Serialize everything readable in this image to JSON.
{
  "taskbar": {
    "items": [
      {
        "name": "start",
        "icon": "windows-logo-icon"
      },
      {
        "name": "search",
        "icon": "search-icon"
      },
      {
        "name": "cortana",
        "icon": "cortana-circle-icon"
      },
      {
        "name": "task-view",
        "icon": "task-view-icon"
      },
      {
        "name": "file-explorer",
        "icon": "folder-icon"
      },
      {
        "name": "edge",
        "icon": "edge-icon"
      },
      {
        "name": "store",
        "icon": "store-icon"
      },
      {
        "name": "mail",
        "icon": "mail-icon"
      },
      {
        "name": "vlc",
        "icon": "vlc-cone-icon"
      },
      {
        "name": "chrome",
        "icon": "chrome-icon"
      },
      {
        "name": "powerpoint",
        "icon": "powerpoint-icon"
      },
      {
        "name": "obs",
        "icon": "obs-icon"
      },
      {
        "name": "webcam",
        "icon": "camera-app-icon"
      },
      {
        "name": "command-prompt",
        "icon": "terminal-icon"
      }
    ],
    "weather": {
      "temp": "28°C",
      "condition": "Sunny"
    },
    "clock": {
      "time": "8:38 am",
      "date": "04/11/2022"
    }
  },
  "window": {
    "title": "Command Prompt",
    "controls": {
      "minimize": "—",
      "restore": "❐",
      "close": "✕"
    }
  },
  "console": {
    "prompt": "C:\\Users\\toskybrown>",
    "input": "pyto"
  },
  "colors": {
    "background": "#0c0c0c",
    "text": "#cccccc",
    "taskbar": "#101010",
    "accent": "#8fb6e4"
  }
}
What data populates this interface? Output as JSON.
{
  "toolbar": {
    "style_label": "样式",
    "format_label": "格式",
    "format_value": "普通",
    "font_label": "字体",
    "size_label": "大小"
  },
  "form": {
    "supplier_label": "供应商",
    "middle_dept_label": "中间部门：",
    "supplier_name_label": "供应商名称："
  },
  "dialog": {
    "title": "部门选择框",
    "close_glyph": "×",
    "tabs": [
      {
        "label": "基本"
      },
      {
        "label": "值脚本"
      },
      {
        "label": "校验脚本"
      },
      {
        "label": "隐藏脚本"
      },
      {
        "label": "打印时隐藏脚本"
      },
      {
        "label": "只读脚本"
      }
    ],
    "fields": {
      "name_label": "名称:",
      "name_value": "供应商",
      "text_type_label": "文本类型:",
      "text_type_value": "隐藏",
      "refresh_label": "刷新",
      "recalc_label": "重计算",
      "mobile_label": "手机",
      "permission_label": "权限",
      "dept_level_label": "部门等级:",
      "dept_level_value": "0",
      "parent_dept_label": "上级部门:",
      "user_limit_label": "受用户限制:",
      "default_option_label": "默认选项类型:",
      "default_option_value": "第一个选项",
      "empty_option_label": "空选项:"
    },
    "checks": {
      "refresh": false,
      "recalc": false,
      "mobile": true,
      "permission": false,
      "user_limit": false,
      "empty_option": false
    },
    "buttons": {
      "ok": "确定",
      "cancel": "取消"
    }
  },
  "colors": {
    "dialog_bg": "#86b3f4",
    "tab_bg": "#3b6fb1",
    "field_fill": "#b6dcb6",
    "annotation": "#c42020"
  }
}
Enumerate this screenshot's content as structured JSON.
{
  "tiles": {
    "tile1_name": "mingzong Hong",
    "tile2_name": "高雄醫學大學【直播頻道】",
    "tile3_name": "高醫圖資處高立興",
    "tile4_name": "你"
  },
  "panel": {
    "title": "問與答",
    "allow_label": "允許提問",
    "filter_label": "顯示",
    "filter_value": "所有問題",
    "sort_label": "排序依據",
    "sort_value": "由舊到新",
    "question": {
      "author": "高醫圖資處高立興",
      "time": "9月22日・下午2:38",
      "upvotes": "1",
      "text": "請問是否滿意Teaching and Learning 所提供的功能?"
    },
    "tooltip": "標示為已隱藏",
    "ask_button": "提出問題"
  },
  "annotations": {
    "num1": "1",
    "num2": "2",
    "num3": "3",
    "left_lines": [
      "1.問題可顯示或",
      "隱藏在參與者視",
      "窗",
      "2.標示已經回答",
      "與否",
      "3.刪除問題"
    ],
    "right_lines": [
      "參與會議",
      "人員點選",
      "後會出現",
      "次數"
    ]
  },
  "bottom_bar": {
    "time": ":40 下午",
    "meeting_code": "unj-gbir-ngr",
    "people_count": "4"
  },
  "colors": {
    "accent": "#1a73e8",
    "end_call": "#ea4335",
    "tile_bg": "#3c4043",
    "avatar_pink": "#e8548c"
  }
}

=-=-=-=-=

Short problem:
Give every line of the material again, exactly as it reads.

Result:
Serialize everything readable in this image to JSON.
{
  "taskbar": {
    "items": [
      {
        "name": "start",
        "icon": "windows-logo-icon"
      },
      {
        "name": "search",
        "icon": "search-icon"
      },
      {
        "name": "cortana",
        "icon": "cortana-circle-icon"
      },
      {
        "name": "task-view",
        "icon": "task-view-icon"
      },
      {
        "name": "file-explorer",
        "icon": "folder-icon"
      },
      {
        "name": "edge",
        "icon": "edge-icon"
      },
      {
        "name": "store",
        "icon": "store-icon"
      },
      {
        "name": "mail",
        "icon": "mail-icon"
      },
      {
        "name": "vlc",
        "icon": "vlc-cone-icon"
      },
      {
        "name": "chrome",
        "icon": "chrome-icon"
      },
      {
        "name": "powerpoint",
        "icon": "powerpoint-icon"
      },
      {
        "name": "obs",
        "icon": "obs-icon"
      },
      {
        "name": "webcam",
        "icon": "camera-app-icon"
      },
      {
        "name": "command-prompt",
        "icon": "terminal-icon"
      }
    ],
    "weather": {
      "temp": "28°C",
      "condition": "Sunny"
    },
    "clock": {
      "time": "8:38 am",
      "date": "04/11/2022"
    }
  },
  "window": {
    "title": "Command Prompt",
    "controls": {
      "minimize": "—",
      "restore": "❐",
      "close": "✕"
    }
  },
  "console": {
    "prompt": "C:\\Users\\toskybrown>",
    "input": "pyto"
  },
  "colors": {
    "background": "#0c0c0c",
    "text": "#cccccc",
    "taskbar": "#101010",
    "accent": "#8fb6e4"
  }
}
What data populates this interface? Output as JSON.
{
  "toolbar": {
    "style_label": "样式",
    "format_label": "格式",
    "format_value": "普通",
    "font_label": "字体",
    "size_label": "大小"
  },
  "form": {
    "supplier_label": "供应商",
    "middle_dept_label": "中间部门：",
    "supplier_name_label": "供应商名称："
  },
  "dialog": {
    "title": "部门选择框",
    "close_glyph": "×",
    "tabs": [
      {
        "label": "基本"
      },
      {
        "label": "值脚本"
      },
      {
        "label": "校验脚本"
      },
      {
        "label": "隐藏脚本"
      },
      {
        "label": "打印时隐藏脚本"
      },
      {
        "label": "只读脚本"
      }
    ],
    "fields": {
      "name_label": "名称:",
      "name_value": "供应商",
      "text_type_label": "文本类型:",
      "text_type_value": "隐藏",
      "refresh_label": "刷新",
      "recalc_label": "重计算",
      "mobile_label": "手机",
      "permission_label": "权限",
      "dept_level_label": "部门等级:",
      "dept_level_value": "0",
      "parent_dept_label": "上级部门:",
      "user_limit_label": "受用户限制:",
      "default_option_label": "默认选项类型:",
      "default_option_value": "第一个选项",
      "empty_option_label": "空选项:"
    },
    "checks": {
      "refresh": false,
      "recalc": false,
      "mobile": true,
      "permission": false,
      "user_limit": false,
      "empty_option": false
    },
    "buttons": {
      "ok": "确定",
      "cancel": "取消"
    }
  },
  "colors": {
    "dialog_bg": "#86b3f4",
    "tab_bg": "#3b6fb1",
    "field_fill": "#b6dcb6",
    "annotation": "#c42020"
  }
}
Enumerate this screenshot's content as structured JSON.
{
  "tiles": {
    "tile1_name": "mingzong Hong",
    "tile2_name": "高雄醫學大學【直播頻道】",
    "tile3_name": "高醫圖資處高立興",
    "tile4_name": "你"
  },
  "panel": {
    "title": "問與答",
    "allow_label": "允許提問",
    "filter_label": "顯示",
    "filter_value": "所有問題",
    "sort_label": "排序依據",
    "sort_value": "由舊到新",
    "question": {
      "author": "高醫圖資處高立興",
      "time": "9月22日・下午2:38",
      "upvotes": "1",
      "text": "請問是否滿意Teaching and Learning 所提供的功能?"
    },
    "tooltip": "標示為已隱藏",
    "ask_button": "提出問題"
  },
  "annotations": {
    "num1": "1",
    "num2": "2",
    "num3": "3",
    "left_lines": [
      "1.問題可顯示或",
      "隱藏在參與者視",
      "窗",
      "2.標示已經回答",
      "與否",
      "3.刪除問題"
    ],
    "right_lines": [
      "參與會議",
      "人員點選",
      "後會出現",
      "次數"
    ]
  },
  "bottom_bar": {
    "time": ":40 下午",
    "meeting_code": "unj-gbir-ngr",
    "people_count": "4"
  },
  "colors": {
    "accent": "#1a73e8",
    "end_call": "#ea4335",
    "tile_bg": "#3c4043",
    "avatar_pink": "#e8548c"
  }
}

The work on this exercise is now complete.